[MATERIAL PROVIDED]
◇ ◇ ◇ ◇ ◇

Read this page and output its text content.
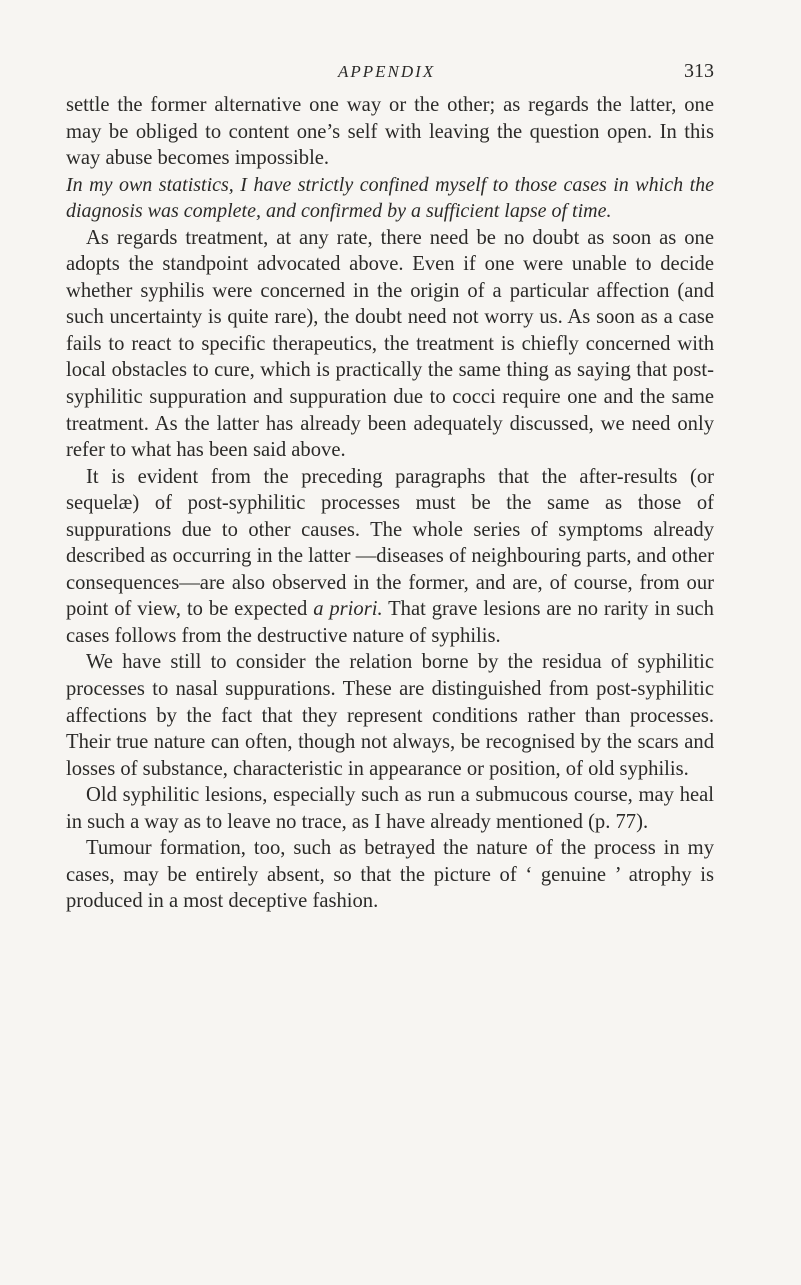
APPENDIX	313

settle the former alternative one way or the other; as regards the latter, one may be obliged to content one’s self with leaving the question open. In this way abuse becomes impossible.

In my own statistics, I have strictly confined myself to those cases in which the diagnosis was complete, and confirmed by a sufficient lapse of time.

As regards treatment, at any rate, there need be no doubt as soon as one adopts the standpoint advocated above. Even if one were unable to decide whether syphilis were concerned in the origin of a particular affection (and such uncertainty is quite rare), the doubt need not worry us. As soon as a case fails to react to specific therapeutics, the treatment is chiefly concerned with local obstacles to cure, which is practically the same thing as saying that post-syphilitic suppuration and suppuration due to cocci require one and the same treatment. As the latter has already been adequately discussed, we need only refer to what has been said above.

It is evident from the preceding paragraphs that the after-results (or sequelæ) of post-syphilitic processes must be the same as those of suppurations due to other causes. The whole series of symptoms already described as occurring in the latter —diseases of neighbouring parts, and other consequences—are also observed in the former, and are, of course, from our point of view, to be expected a priori. That grave lesions are no rarity in such cases follows from the destructive nature of syphilis.

We have still to consider the relation borne by the residua of syphilitic processes to nasal suppurations. These are distinguished from post-syphilitic affections by the fact that they represent conditions rather than processes. Their true nature can often, though not always, be recognised by the scars and losses of substance, characteristic in appearance or position, of old syphilis.

Old syphilitic lesions, especially such as run a submucous course, may heal in such a way as to leave no trace, as I have already mentioned (p. 77).

Tumour formation, too, such as betrayed the nature of the process in my cases, may be entirely absent, so that the picture of ‘ genuine ’ atrophy is produced in a most deceptive fashion.
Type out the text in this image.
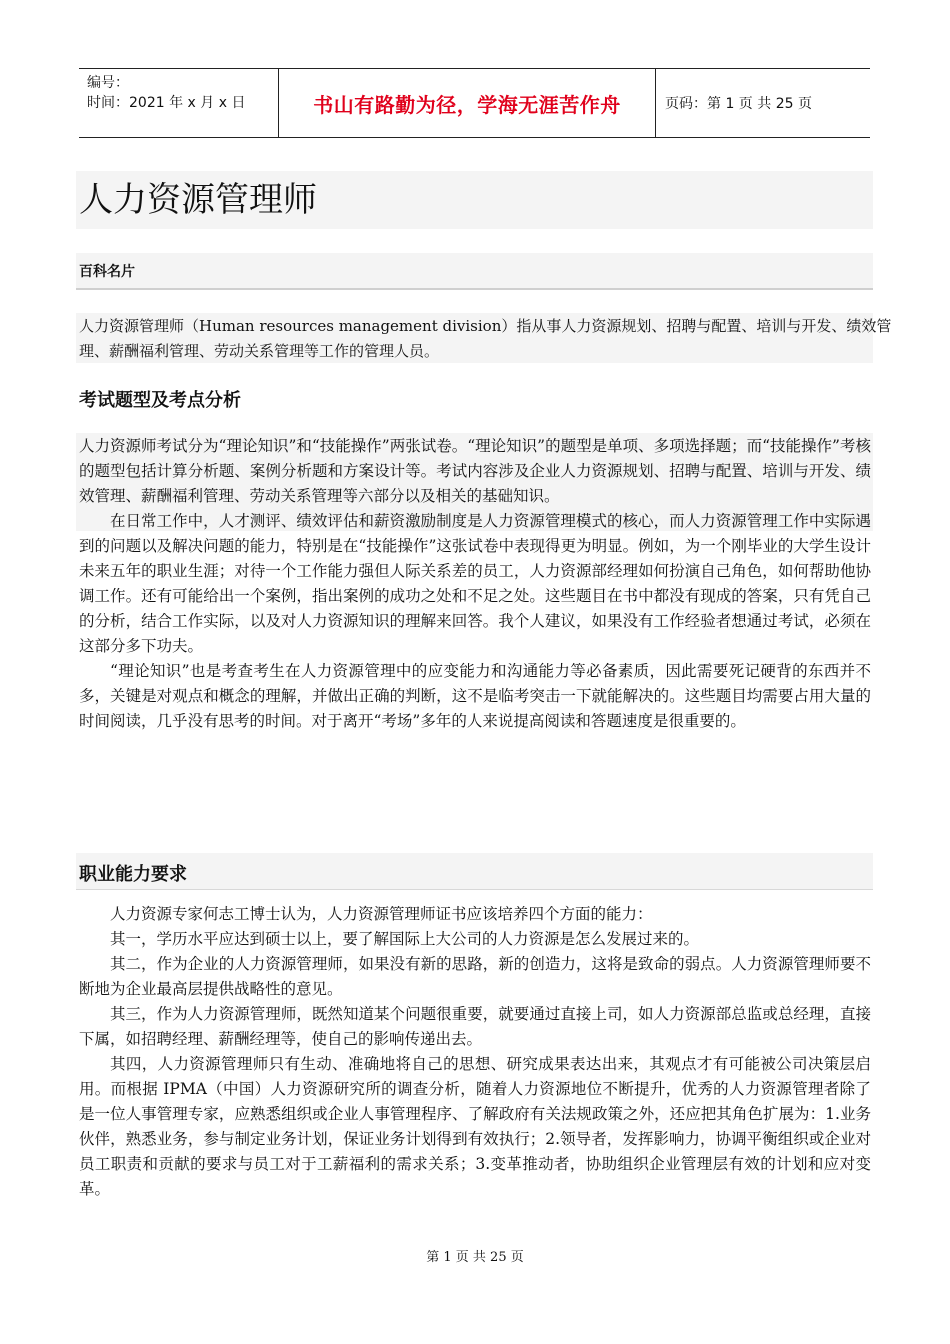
编号：
时间：2021 年 x 月 x 日	书山有路勤为径，学海无涯苦作舟	页码：第 1 页 共 25 页
人力资源管理师
百科名片
人力资源管理师（Human resources management division）指从事人力资源规划、招聘与配置、培训与开发、绩效管理、薪酬福利管理、劳动关系管理等工作的管理人员。
考试题型及考点分析

人力资源师考试分为“理论知识”和“技能操作”两张试卷。“理论知识”的题型是单项、多项选择题；而“技能操作”考核的题型包括计算分析题、案例分析题和方案设计等。考试内容涉及企业人力资源规划、招聘与配置、培训与开发、绩效管理、薪酬福利管理、劳动关系管理等六部分以及相关的基础知识。

在日常工作中，人才测评、绩效评估和薪资激励制度是人力资源管理模式的核心，而人力资源管理工作中实际遇到的问题以及解决问题的能力，特别是在“技能操作”这张试卷中表现得更为明显。例如，为一个刚毕业的大学生设计未来五年的职业生涯；对待一个工作能力强但人际关系差的员工，人力资源部经理如何扮演自己角色，如何帮助他协调工作。还有可能给出一个案例，指出案例的成功之处和不足之处。这些题目在书中都没有现成的答案，只有凭自己的分析，结合工作实际，以及对人力资源知识的理解来回答。我个人建议，如果没有工作经验者想通过考试，必须在这部分多下功夫。

“理论知识”也是考查考生在人力资源管理中的应变能力和沟通能力等必备素质，因此需要死记硬背的东西并不多，关键是对观点和概念的理解，并做出正确的判断，这不是临考突击一下就能解决的。这些题目均需要占用大量的时间阅读，几乎没有思考的时间。对于离开“考场”多年的人来说提高阅读和答题速度是很重要的。

职业能力要求

人力资源专家何志工博士认为，人力资源管理师证书应该培养四个方面的能力：

其一，学历水平应达到硕士以上，要了解国际上大公司的人力资源是怎么发展过来的。

其二，作为企业的人力资源管理师，如果没有新的思路，新的创造力，这将是致命的弱点。人力资源管理师要不断地为企业最高层提供战略性的意见。

其三，作为人力资源管理师，既然知道某个问题很重要，就要通过直接上司，如人力资源部总监或总经理，直接下属，如招聘经理、薪酬经理等，使自己的影响传递出去。

其四，人力资源管理师只有生动、准确地将自己的思想、研究成果表达出来，其观点才有可能被公司决策层启用。而根据 IPMA（中国）人力资源研究所的调查分析，随着人力资源地位不断提升，优秀的人力资源管理者除了是一位人事管理专家，应熟悉组织或企业人事管理程序、了解政府有关法规政策之外，还应把其角色扩展为：1.业务伙伴，熟悉业务，参与制定业务计划，保证业务计划得到有效执行；2.领导者，发挥影响力，协调平衡组织或企业对员工职责和贡献的要求与员工对于工薪福利的需求关系；3.变革推动者，协助组织企业管理层有效的计划和应对变革。

第 1 页 共 25 页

◇ ◇ ◇ ◇ ◇

Write out the listing above again, exactly, but with no pictures in the copy.

Read this page and output its text content.
APPENDIX	313

settle the former alternative one way or the other; as regards the latter, one may be obliged to content one’s self with leaving the question open. In this way abuse becomes impossible.

In my own statistics, I have strictly confined myself to those cases in which the diagnosis was complete, and confirmed by a sufficient lapse of time.

As regards treatment, at any rate, there need be no doubt as soon as one adopts the standpoint advocated above. Even if one were unable to decide whether syphilis were concerned in the origin of a particular affection (and such uncertainty is quite rare), the doubt need not worry us. As soon as a case fails to react to specific therapeutics, the treatment is chiefly concerned with local obstacles to cure, which is practically the same thing as saying that post-syphilitic suppuration and suppuration due to cocci require one and the same treatment. As the latter has already been adequately discussed, we need only refer to what has been said above.

It is evident from the preceding paragraphs that the after-results (or sequelæ) of post-syphilitic processes must be the same as those of suppurations due to other causes. The whole series of symptoms already described as occurring in the latter —diseases of neighbouring parts, and other consequences—are also observed in the former, and are, of course, from our point of view, to be expected a priori. That grave lesions are no rarity in such cases follows from the destructive nature of syphilis.

We have still to consider the relation borne by the residua of syphilitic processes to nasal suppurations. These are distinguished from post-syphilitic affections by the fact that they represent conditions rather than processes. Their true nature can often, though not always, be recognised by the scars and losses of substance, characteristic in appearance or position, of old syphilis.

Old syphilitic lesions, especially such as run a submucous course, may heal in such a way as to leave no trace, as I have already mentioned (p. 77).

Tumour formation, too, such as betrayed the nature of the process in my cases, may be entirely absent, so that the picture of ‘ genuine ’ atrophy is produced in a most deceptive fashion.
Type out the text in this image.
编号：
时间：2021 年 x 月 x 日	书山有路勤为径，学海无涯苦作舟	页码：第 1 页 共 25 页
人力资源管理师
百科名片
人力资源管理师（Human resources management division）指从事人力资源规划、招聘与配置、培训与开发、绩效管理、薪酬福利管理、劳动关系管理等工作的管理人员。
考试题型及考点分析

人力资源师考试分为“理论知识”和“技能操作”两张试卷。“理论知识”的题型是单项、多项选择题；而“技能操作”考核的题型包括计算分析题、案例分析题和方案设计等。考试内容涉及企业人力资源规划、招聘与配置、培训与开发、绩效管理、薪酬福利管理、劳动关系管理等六部分以及相关的基础知识。

在日常工作中，人才测评、绩效评估和薪资激励制度是人力资源管理模式的核心，而人力资源管理工作中实际遇到的问题以及解决问题的能力，特别是在“技能操作”这张试卷中表现得更为明显。例如，为一个刚毕业的大学生设计未来五年的职业生涯；对待一个工作能力强但人际关系差的员工，人力资源部经理如何扮演自己角色，如何帮助他协调工作。还有可能给出一个案例，指出案例的成功之处和不足之处。这些题目在书中都没有现成的答案，只有凭自己的分析，结合工作实际，以及对人力资源知识的理解来回答。我个人建议，如果没有工作经验者想通过考试，必须在这部分多下功夫。

“理论知识”也是考查考生在人力资源管理中的应变能力和沟通能力等必备素质，因此需要死记硬背的东西并不多，关键是对观点和概念的理解，并做出正确的判断，这不是临考突击一下就能解决的。这些题目均需要占用大量的时间阅读，几乎没有思考的时间。对于离开“考场”多年的人来说提高阅读和答题速度是很重要的。

职业能力要求

人力资源专家何志工博士认为，人力资源管理师证书应该培养四个方面的能力：

其一，学历水平应达到硕士以上，要了解国际上大公司的人力资源是怎么发展过来的。

其二，作为企业的人力资源管理师，如果没有新的思路，新的创造力，这将是致命的弱点。人力资源管理师要不断地为企业最高层提供战略性的意见。

其三，作为人力资源管理师，既然知道某个问题很重要，就要通过直接上司，如人力资源部总监或总经理，直接下属，如招聘经理、薪酬经理等，使自己的影响传递出去。

其四，人力资源管理师只有生动、准确地将自己的思想、研究成果表达出来，其观点才有可能被公司决策层启用。而根据 IPMA（中国）人力资源研究所的调查分析，随着人力资源地位不断提升，优秀的人力资源管理者除了是一位人事管理专家，应熟悉组织或企业人事管理程序、了解政府有关法规政策之外，还应把其角色扩展为：1.业务伙伴，熟悉业务，参与制定业务计划，保证业务计划得到有效执行；2.领导者，发挥影响力，协调平衡组织或企业对员工职责和贡献的要求与员工对于工薪福利的需求关系；3.变革推动者，协助组织企业管理层有效的计划和应对变革。

第 1 页 共 25 页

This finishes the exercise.